Exercise instructions » Work out how many lines of the data hold the string "JSON", and reply with that number alone.

Exercise inputs »
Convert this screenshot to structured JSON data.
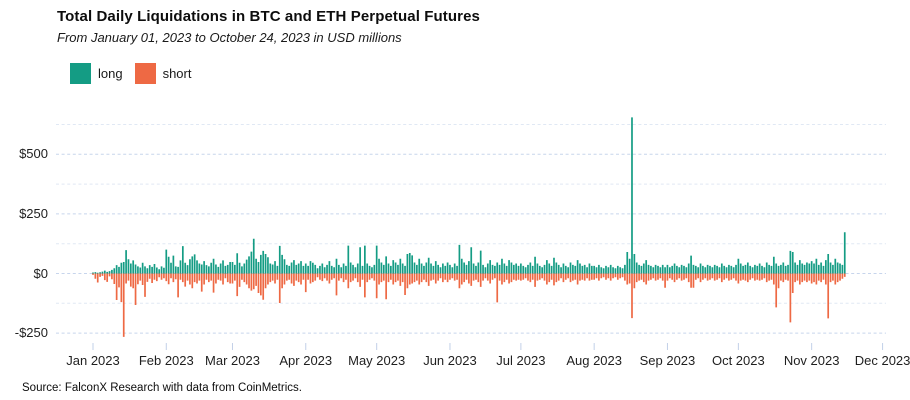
{
  "chart_data": {
    "type": "bar",
    "title": "Total Daily Liquidations in BTC and ETH Perpetual Futures",
    "subtitle": "From January 01, 2023 to October 24, 2023 in USD millions",
    "unit": "USD millions",
    "frequency": "daily",
    "start_date": "2023-01-01",
    "grid": "horizontal-dashed",
    "legend_position": "top-left",
    "y_ticks": [
      500,
      250,
      0,
      -250
    ],
    "y_tick_labels": [
      "$500",
      "$250",
      "$0",
      "-$250"
    ],
    "y_minor_ticks": [
      625,
      375,
      125,
      -125
    ],
    "ylim": [
      -290,
      680
    ],
    "x_tick_labels": [
      "Jan 2023",
      "Feb 2023",
      "Mar 2023",
      "Apr 2023",
      "May 2023",
      "Jun 2023",
      "Jul 2023",
      "Aug 2023",
      "Sep 2023",
      "Oct 2023",
      "Nov 2023",
      "Dec 2023"
    ],
    "series": [
      {
        "name": "long",
        "color": "#149C84",
        "values": [
          4,
          6,
          3,
          5,
          8,
          12,
          7,
          10,
          15,
          22,
          35,
          28,
          45,
          48,
          98,
          60,
          42,
          55,
          38,
          30,
          25,
          45,
          30,
          22,
          35,
          28,
          40,
          25,
          18,
          30,
          24,
          100,
          70,
          45,
          75,
          30,
          28,
          55,
          115,
          45,
          35,
          60,
          72,
          80,
          55,
          42,
          38,
          52,
          35,
          30,
          45,
          62,
          38,
          28,
          42,
          55,
          32,
          36,
          48,
          48,
          36,
          85,
          45,
          30,
          42,
          58,
          72,
          92,
          146,
          62,
          48,
          78,
          95,
          82,
          68,
          42,
          38,
          52,
          32,
          116,
          78,
          60,
          36,
          32,
          46,
          56,
          36,
          42,
          52,
          32,
          42,
          32,
          52,
          45,
          36,
          22,
          32,
          42,
          26,
          36,
          52,
          32,
          26,
          62,
          36,
          26,
          42,
          32,
          117,
          46,
          36,
          26,
          42,
          110,
          32,
          117,
          42,
          32,
          26,
          36,
          117,
          62,
          46,
          36,
          72,
          42,
          32,
          56,
          46,
          36,
          62,
          42,
          32,
          82,
          86,
          76,
          46,
          36,
          62,
          42,
          32,
          46,
          66,
          42,
          32,
          52,
          36,
          26,
          42,
          32,
          46,
          36,
          26,
          42,
          32,
          120,
          62,
          46,
          36,
          52,
          110,
          42,
          32,
          46,
          96,
          36,
          26,
          42,
          56,
          36,
          32,
          46,
          36,
          62,
          42,
          32,
          56,
          46,
          36,
          42,
          32,
          42,
          32,
          26,
          36,
          46,
          32,
          70,
          42,
          32,
          26,
          36,
          56,
          42,
          32,
          66,
          46,
          36,
          26,
          42,
          32,
          26,
          46,
          36,
          32,
          56,
          42,
          32,
          36,
          26,
          42,
          32,
          32,
          26,
          36,
          26,
          22,
          32,
          26,
          36,
          26,
          22,
          32,
          26,
          22,
          36,
          90,
          62,
          655,
          82,
          46,
          36,
          32,
          42,
          56,
          36,
          32,
          26,
          36,
          32,
          26,
          36,
          26,
          36,
          26,
          32,
          42,
          32,
          26,
          36,
          32,
          26,
          42,
          75,
          36,
          32,
          26,
          42,
          32,
          26,
          36,
          32,
          26,
          36,
          32,
          26,
          42,
          32,
          26,
          36,
          32,
          26,
          36,
          62,
          42,
          32,
          36,
          46,
          32,
          26,
          36,
          32,
          42,
          32,
          26,
          46,
          36,
          32,
          70,
          42,
          32,
          36,
          46,
          32,
          36,
          95,
          90,
          46,
          36,
          56,
          42,
          36,
          46,
          42,
          52,
          42,
          62,
          36,
          46,
          32,
          56,
          82,
          46,
          36,
          62,
          46,
          42,
          36,
          173
        ]
      },
      {
        "name": "short",
        "color": "#EE6944",
        "values": [
          -6,
          -22,
          -38,
          -14,
          -10,
          -28,
          -35,
          -12,
          -24,
          -44,
          -111,
          -58,
          -120,
          -266,
          -42,
          -30,
          -55,
          -62,
          -132,
          -45,
          -30,
          -48,
          -98,
          -35,
          -22,
          -40,
          -26,
          -32,
          -16,
          -26,
          -20,
          -32,
          -45,
          -20,
          -36,
          -24,
          -100,
          -26,
          -36,
          -55,
          -30,
          -46,
          -62,
          -36,
          -42,
          -30,
          -76,
          -46,
          -26,
          -36,
          -30,
          -80,
          -42,
          -26,
          -30,
          -46,
          -20,
          -36,
          -42,
          -42,
          -30,
          -95,
          -56,
          -26,
          -36,
          -46,
          -62,
          -72,
          -66,
          -52,
          -82,
          -92,
          -110,
          -62,
          -46,
          -36,
          -30,
          -42,
          -26,
          -124,
          -62,
          -46,
          -30,
          -26,
          -42,
          -52,
          -30,
          -36,
          -46,
          -26,
          -78,
          -26,
          -42,
          -36,
          -30,
          -16,
          -26,
          -32,
          -20,
          -30,
          -42,
          -26,
          -20,
          -92,
          -30,
          -20,
          -36,
          -26,
          -62,
          -36,
          -30,
          -20,
          -36,
          -56,
          -26,
          -100,
          -36,
          -26,
          -20,
          -30,
          -104,
          -46,
          -36,
          -30,
          -108,
          -36,
          -26,
          -46,
          -36,
          -30,
          -52,
          -36,
          -90,
          -62,
          -46,
          -42,
          -36,
          -30,
          -46,
          -36,
          -26,
          -36,
          -52,
          -30,
          -26,
          -42,
          -30,
          -20,
          -36,
          -26,
          -36,
          -26,
          -20,
          -30,
          -26,
          -62,
          -46,
          -36,
          -26,
          -42,
          -52,
          -30,
          -26,
          -36,
          -56,
          -30,
          -20,
          -30,
          -42,
          -26,
          -20,
          -121,
          -30,
          -46,
          -36,
          -26,
          -42,
          -36,
          -26,
          -30,
          -26,
          -30,
          -26,
          -20,
          -30,
          -36,
          -26,
          -56,
          -30,
          -26,
          -20,
          -30,
          -46,
          -36,
          -26,
          -50,
          -36,
          -30,
          -20,
          -36,
          -26,
          -20,
          -36,
          -30,
          -26,
          -46,
          -30,
          -26,
          -30,
          -20,
          -30,
          -26,
          -26,
          -20,
          -30,
          -20,
          -16,
          -26,
          -20,
          -30,
          -20,
          -16,
          -26,
          -20,
          -16,
          -30,
          -46,
          -42,
          -187,
          -62,
          -36,
          -30,
          -26,
          -36,
          -46,
          -30,
          -26,
          -20,
          -30,
          -26,
          -20,
          -30,
          -60,
          -30,
          -20,
          -26,
          -36,
          -26,
          -20,
          -30,
          -26,
          -20,
          -36,
          -60,
          -60,
          -26,
          -20,
          -36,
          -26,
          -20,
          -30,
          -26,
          -20,
          -30,
          -26,
          -20,
          -36,
          -26,
          -20,
          -30,
          -26,
          -20,
          -30,
          -42,
          -30,
          -26,
          -30,
          -36,
          -26,
          -20,
          -30,
          -26,
          -30,
          -26,
          -20,
          -36,
          -30,
          -26,
          -46,
          -142,
          -62,
          -30,
          -36,
          -26,
          -30,
          -205,
          -82,
          -36,
          -30,
          -46,
          -36,
          -30,
          -36,
          -30,
          -42,
          -36,
          -46,
          -30,
          -36,
          -26,
          -46,
          -188,
          -36,
          -30,
          -46,
          -36,
          -30,
          -22,
          -14
        ]
      }
    ]
  },
  "legend": {
    "items": [
      {
        "label": "long",
        "color": "#149C84"
      },
      {
        "label": "short",
        "color": "#EE6944"
      }
    ]
  },
  "footer": {
    "source": "Source: FalconX Research with data from CoinMetrics."
  },
  "style_colors": {
    "grid_major": "#c7d5ec",
    "grid_minor": "#e0e8f4",
    "axis_tick": "#c2d0e8"
  }
}
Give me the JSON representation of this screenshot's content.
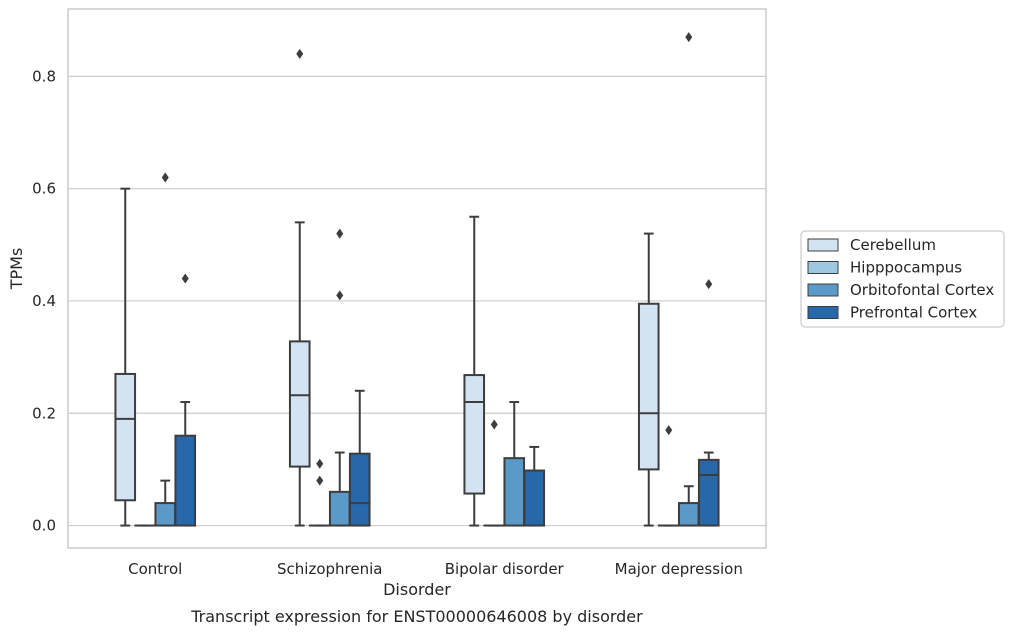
{
  "chart_data": {
    "type": "box",
    "caption": "Transcript expression for ENST00000646008 by disorder",
    "xlabel": "Disorder",
    "ylabel": "TPMs",
    "ylim": [
      -0.04,
      0.92
    ],
    "yticks": [
      "0.0",
      "0.2",
      "0.4",
      "0.6",
      "0.8"
    ],
    "ytick_values": [
      0.0,
      0.2,
      0.4,
      0.6,
      0.8
    ],
    "grid": "horizontal",
    "legend_position": "right",
    "categories": [
      "Control",
      "Schizophrenia",
      "Bipolar disorder",
      "Major depression"
    ],
    "series": [
      {
        "name": "Cerebellum",
        "color": "#d3e3f2",
        "boxes": [
          {
            "whislo": 0.0,
            "q1": 0.045,
            "med": 0.19,
            "q3": 0.27,
            "whishi": 0.6,
            "fliers": []
          },
          {
            "whislo": 0.0,
            "q1": 0.105,
            "med": 0.232,
            "q3": 0.328,
            "whishi": 0.54,
            "fliers": [
              0.84
            ]
          },
          {
            "whislo": 0.0,
            "q1": 0.057,
            "med": 0.22,
            "q3": 0.268,
            "whishi": 0.55,
            "fliers": []
          },
          {
            "whislo": 0.0,
            "q1": 0.1,
            "med": 0.2,
            "q3": 0.395,
            "whishi": 0.52,
            "fliers": []
          }
        ]
      },
      {
        "name": "Hipppocampus",
        "color": "#9ec8e1",
        "boxes": [
          {
            "whislo": 0.0,
            "q1": 0.0,
            "med": 0.0,
            "q3": 0.0,
            "whishi": 0.0,
            "fliers": []
          },
          {
            "whislo": 0.0,
            "q1": 0.0,
            "med": 0.0,
            "q3": 0.0,
            "whishi": 0.0,
            "fliers": [
              0.08,
              0.11
            ]
          },
          {
            "whislo": 0.0,
            "q1": 0.0,
            "med": 0.0,
            "q3": 0.0,
            "whishi": 0.0,
            "fliers": [
              0.18
            ]
          },
          {
            "whislo": 0.0,
            "q1": 0.0,
            "med": 0.0,
            "q3": 0.0,
            "whishi": 0.0,
            "fliers": [
              0.17
            ]
          }
        ]
      },
      {
        "name": "Orbitofontal Cortex",
        "color": "#5b9ac8",
        "boxes": [
          {
            "whislo": 0.0,
            "q1": 0.0,
            "med": 0.0,
            "q3": 0.04,
            "whishi": 0.08,
            "fliers": [
              0.62
            ]
          },
          {
            "whislo": 0.0,
            "q1": 0.0,
            "med": 0.0,
            "q3": 0.06,
            "whishi": 0.13,
            "fliers": [
              0.41,
              0.52
            ]
          },
          {
            "whislo": 0.0,
            "q1": 0.0,
            "med": 0.0,
            "q3": 0.12,
            "whishi": 0.22,
            "fliers": []
          },
          {
            "whislo": 0.0,
            "q1": 0.0,
            "med": 0.0,
            "q3": 0.04,
            "whishi": 0.07,
            "fliers": [
              0.87
            ]
          }
        ]
      },
      {
        "name": "Prefrontal Cortex",
        "color": "#2768ab",
        "boxes": [
          {
            "whislo": 0.0,
            "q1": 0.0,
            "med": 0.0,
            "q3": 0.16,
            "whishi": 0.22,
            "fliers": [
              0.44
            ]
          },
          {
            "whislo": 0.0,
            "q1": 0.0,
            "med": 0.04,
            "q3": 0.128,
            "whishi": 0.24,
            "fliers": []
          },
          {
            "whislo": 0.0,
            "q1": 0.0,
            "med": 0.0,
            "q3": 0.098,
            "whishi": 0.14,
            "fliers": []
          },
          {
            "whislo": 0.0,
            "q1": 0.0,
            "med": 0.09,
            "q3": 0.117,
            "whishi": 0.13,
            "fliers": [
              0.43
            ]
          }
        ]
      }
    ]
  }
}
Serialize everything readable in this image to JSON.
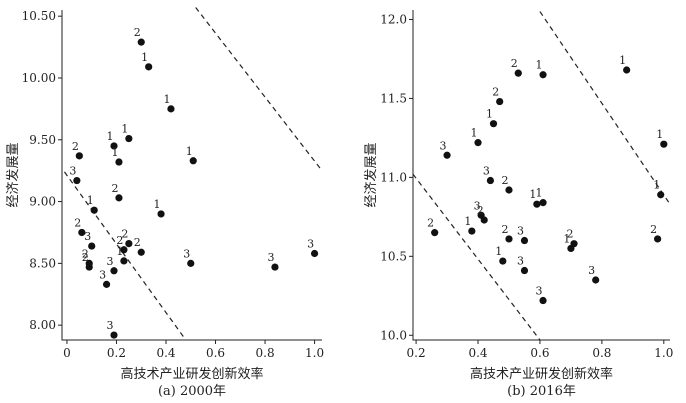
{
  "chart_data": [
    {
      "type": "scatter",
      "caption": "(a) 2000年",
      "xlabel": "高技术产业研发创新效率",
      "ylabel": "经济发展量",
      "xlim": [
        -0.02,
        1.03
      ],
      "ylim": [
        7.88,
        10.55
      ],
      "x_ticks": [
        0,
        0.2,
        0.4,
        0.6,
        0.8,
        1.0
      ],
      "x_tick_labels": [
        "0",
        "0.2",
        "0.4",
        "0.6",
        "0.8",
        "1.0"
      ],
      "y_ticks": [
        8.0,
        8.5,
        9.0,
        9.5,
        10.0,
        10.5
      ],
      "y_tick_labels": [
        "8.00",
        "8.50",
        "9.00",
        "9.50",
        "10.00",
        "10.50"
      ],
      "grid": false,
      "reference_lines": [
        {
          "style": "dashed",
          "from": [
            -0.01,
            9.24
          ],
          "to": [
            0.48,
            7.88
          ]
        },
        {
          "style": "dashed",
          "from": [
            0.52,
            10.57
          ],
          "to": [
            1.03,
            9.25
          ]
        }
      ],
      "points": [
        {
          "x": 0.3,
          "y": 10.29,
          "label": "2"
        },
        {
          "x": 0.33,
          "y": 10.09,
          "label": "1"
        },
        {
          "x": 0.42,
          "y": 9.75,
          "label": "1"
        },
        {
          "x": 0.25,
          "y": 9.51,
          "label": "1"
        },
        {
          "x": 0.19,
          "y": 9.45,
          "label": "1"
        },
        {
          "x": 0.05,
          "y": 9.37,
          "label": "2"
        },
        {
          "x": 0.21,
          "y": 9.32,
          "label": "1"
        },
        {
          "x": 0.51,
          "y": 9.33,
          "label": "1"
        },
        {
          "x": 0.04,
          "y": 9.17,
          "label": "3"
        },
        {
          "x": 0.21,
          "y": 9.03,
          "label": "2"
        },
        {
          "x": 0.11,
          "y": 8.93,
          "label": "1"
        },
        {
          "x": 0.38,
          "y": 8.9,
          "label": "1"
        },
        {
          "x": 0.06,
          "y": 8.75,
          "label": "2"
        },
        {
          "x": 0.25,
          "y": 8.66,
          "label": "2"
        },
        {
          "x": 0.1,
          "y": 8.64,
          "label": "3"
        },
        {
          "x": 0.23,
          "y": 8.61,
          "label": "2"
        },
        {
          "x": 0.3,
          "y": 8.59,
          "label": "2"
        },
        {
          "x": 0.09,
          "y": 8.5,
          "label": "2"
        },
        {
          "x": 0.09,
          "y": 8.47,
          "label": "2"
        },
        {
          "x": 0.23,
          "y": 8.52,
          "label": "1"
        },
        {
          "x": 0.5,
          "y": 8.5,
          "label": "3"
        },
        {
          "x": 0.19,
          "y": 8.44,
          "label": "3"
        },
        {
          "x": 0.16,
          "y": 8.33,
          "label": "3"
        },
        {
          "x": 0.19,
          "y": 7.92,
          "label": "3"
        },
        {
          "x": 0.84,
          "y": 8.47,
          "label": "3"
        },
        {
          "x": 1.0,
          "y": 8.58,
          "label": "3"
        }
      ]
    },
    {
      "type": "scatter",
      "caption": "(b) 2016年",
      "xlabel": "高技术产业研发创新效率",
      "ylabel": "经济发展量",
      "xlim": [
        0.19,
        1.02
      ],
      "ylim": [
        9.97,
        12.06
      ],
      "x_ticks": [
        0.2,
        0.4,
        0.6,
        0.8,
        1.0
      ],
      "x_tick_labels": [
        "0.2",
        "0.4",
        "0.6",
        "0.8",
        "1.0"
      ],
      "y_ticks": [
        10.0,
        10.5,
        11.0,
        11.5,
        12.0
      ],
      "y_tick_labels": [
        "10.0",
        "10.5",
        "11.0",
        "11.5",
        "12.0"
      ],
      "grid": false,
      "reference_lines": [
        {
          "style": "dashed",
          "from": [
            0.19,
            11.02
          ],
          "to": [
            0.6,
            9.97
          ]
        },
        {
          "style": "dashed",
          "from": [
            0.6,
            12.05
          ],
          "to": [
            1.02,
            10.83
          ]
        }
      ],
      "points": [
        {
          "x": 0.88,
          "y": 11.68,
          "label": "1"
        },
        {
          "x": 0.53,
          "y": 11.66,
          "label": "2"
        },
        {
          "x": 0.61,
          "y": 11.65,
          "label": "1"
        },
        {
          "x": 0.47,
          "y": 11.48,
          "label": "2"
        },
        {
          "x": 0.45,
          "y": 11.34,
          "label": "1"
        },
        {
          "x": 0.4,
          "y": 11.22,
          "label": "1"
        },
        {
          "x": 1.0,
          "y": 11.21,
          "label": "1"
        },
        {
          "x": 0.3,
          "y": 11.14,
          "label": "3"
        },
        {
          "x": 0.44,
          "y": 10.98,
          "label": "3"
        },
        {
          "x": 0.5,
          "y": 10.92,
          "label": "2"
        },
        {
          "x": 0.99,
          "y": 10.89,
          "label": "1"
        },
        {
          "x": 0.61,
          "y": 10.84,
          "label": "1"
        },
        {
          "x": 0.59,
          "y": 10.83,
          "label": "1"
        },
        {
          "x": 0.41,
          "y": 10.76,
          "label": "3"
        },
        {
          "x": 0.42,
          "y": 10.73,
          "label": "2"
        },
        {
          "x": 0.38,
          "y": 10.66,
          "label": "1"
        },
        {
          "x": 0.26,
          "y": 10.65,
          "label": "2"
        },
        {
          "x": 0.5,
          "y": 10.61,
          "label": "2"
        },
        {
          "x": 0.55,
          "y": 10.6,
          "label": "3"
        },
        {
          "x": 0.98,
          "y": 10.61,
          "label": "2"
        },
        {
          "x": 0.71,
          "y": 10.58,
          "label": "2"
        },
        {
          "x": 0.7,
          "y": 10.55,
          "label": "1"
        },
        {
          "x": 0.48,
          "y": 10.47,
          "label": "1"
        },
        {
          "x": 0.55,
          "y": 10.41,
          "label": "3"
        },
        {
          "x": 0.78,
          "y": 10.35,
          "label": "3"
        },
        {
          "x": 0.61,
          "y": 10.22,
          "label": "3"
        }
      ]
    }
  ]
}
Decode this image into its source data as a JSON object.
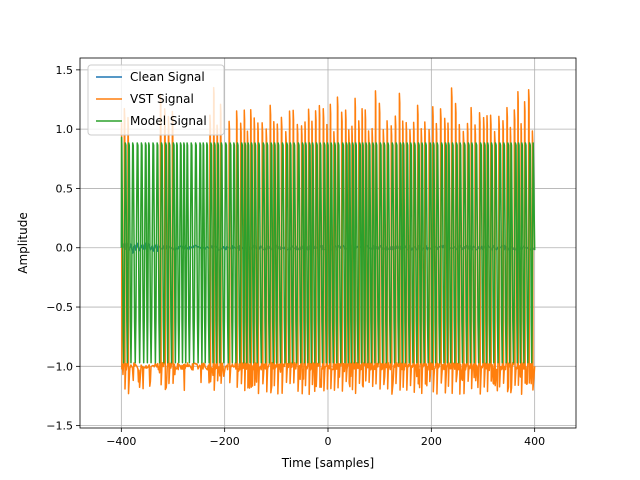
{
  "chart_data": {
    "type": "line",
    "title": "",
    "xlabel": "Time [samples]",
    "ylabel": "Amplitude",
    "xlim": [
      -480,
      480
    ],
    "ylim": [
      -1.52,
      1.6
    ],
    "grid": true,
    "legend_position": "top-left",
    "xticks": [
      -400,
      -200,
      0,
      200,
      400
    ],
    "yticks": [
      -1.5,
      -1.0,
      -0.5,
      0.0,
      0.5,
      1.0,
      1.5
    ],
    "xtick_labels": [
      "−400",
      "−200",
      "0",
      "200",
      "400"
    ],
    "ytick_labels": [
      "−1.5",
      "−1.0",
      "−0.5",
      "0.0",
      "0.5",
      "1.0",
      "1.5"
    ],
    "series": [
      {
        "name": "Clean Signal",
        "color": "#1f77b4",
        "style": "small noise around zero",
        "x": [
          -400,
          400
        ],
        "y_approx": [
          0.0,
          0.0
        ],
        "amplitude_approx": 0.04
      },
      {
        "name": "VST Signal",
        "color": "#ff7f0e",
        "style": "square-wave-like oscillation",
        "x": [
          -400,
          400
        ],
        "y_low_approx": -1.0,
        "y_high_approx": 1.1,
        "peak_max_approx": 1.35,
        "trough_min_approx": -1.27
      },
      {
        "name": "Model Signal",
        "color": "#2ca02c",
        "style": "oscillation",
        "x": [
          -400,
          400
        ],
        "y_low_approx": -0.97,
        "y_high_approx": 0.97
      }
    ]
  }
}
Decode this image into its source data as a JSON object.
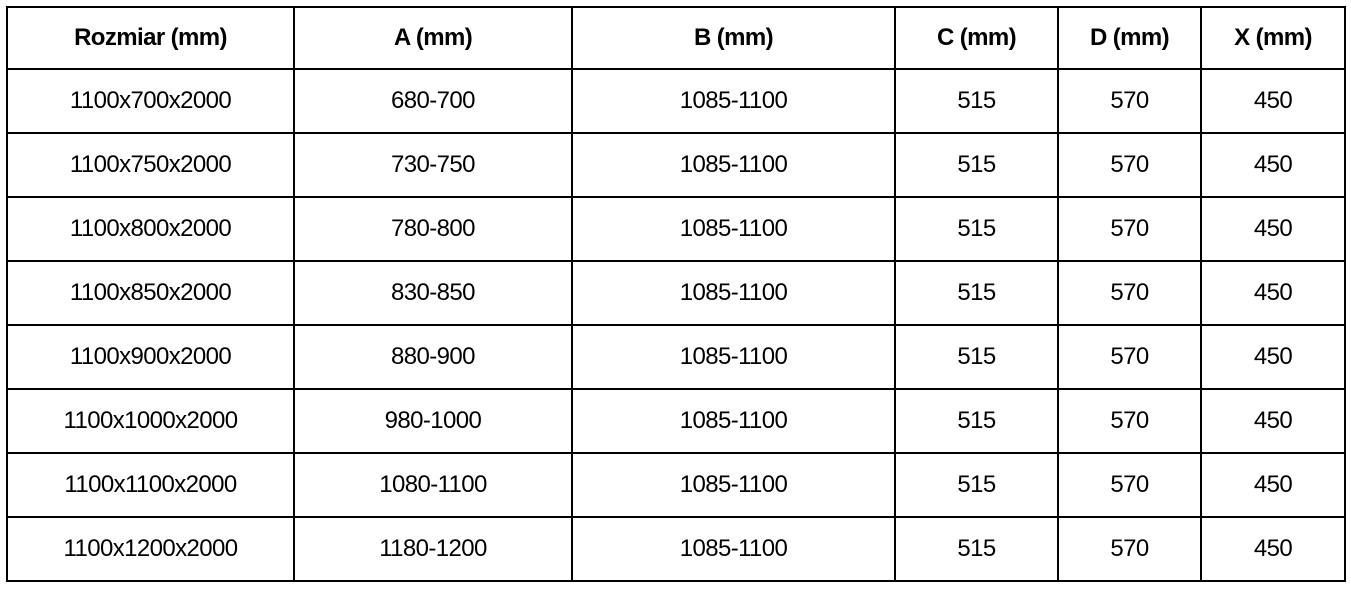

Answer to this task » 5